§ **Given task**
Check each line of the records below for the string "this", then state how many lines contain it, with no other output.

>>>>

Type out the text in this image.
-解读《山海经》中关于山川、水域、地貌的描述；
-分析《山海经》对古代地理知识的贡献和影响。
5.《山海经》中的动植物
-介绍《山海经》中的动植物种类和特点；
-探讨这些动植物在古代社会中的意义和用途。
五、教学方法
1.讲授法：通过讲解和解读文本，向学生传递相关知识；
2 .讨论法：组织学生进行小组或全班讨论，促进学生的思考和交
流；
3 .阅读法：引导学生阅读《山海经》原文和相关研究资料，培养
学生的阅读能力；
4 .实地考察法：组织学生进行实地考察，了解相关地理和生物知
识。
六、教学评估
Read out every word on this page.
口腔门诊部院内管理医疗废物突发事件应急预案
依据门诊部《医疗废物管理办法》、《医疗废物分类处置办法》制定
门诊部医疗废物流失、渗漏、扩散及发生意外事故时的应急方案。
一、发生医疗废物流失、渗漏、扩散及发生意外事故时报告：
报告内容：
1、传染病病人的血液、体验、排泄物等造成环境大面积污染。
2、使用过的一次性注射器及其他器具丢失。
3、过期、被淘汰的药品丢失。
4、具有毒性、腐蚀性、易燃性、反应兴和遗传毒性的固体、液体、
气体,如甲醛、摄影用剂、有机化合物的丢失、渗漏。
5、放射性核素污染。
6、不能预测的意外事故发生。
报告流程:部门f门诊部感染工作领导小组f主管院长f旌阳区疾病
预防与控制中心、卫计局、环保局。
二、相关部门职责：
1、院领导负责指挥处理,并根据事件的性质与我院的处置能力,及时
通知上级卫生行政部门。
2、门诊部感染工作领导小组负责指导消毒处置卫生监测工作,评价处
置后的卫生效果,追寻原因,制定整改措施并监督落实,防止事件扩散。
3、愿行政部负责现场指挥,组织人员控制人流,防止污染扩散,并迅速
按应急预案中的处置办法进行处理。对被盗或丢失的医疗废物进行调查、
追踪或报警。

<<<<

§ **Response**
2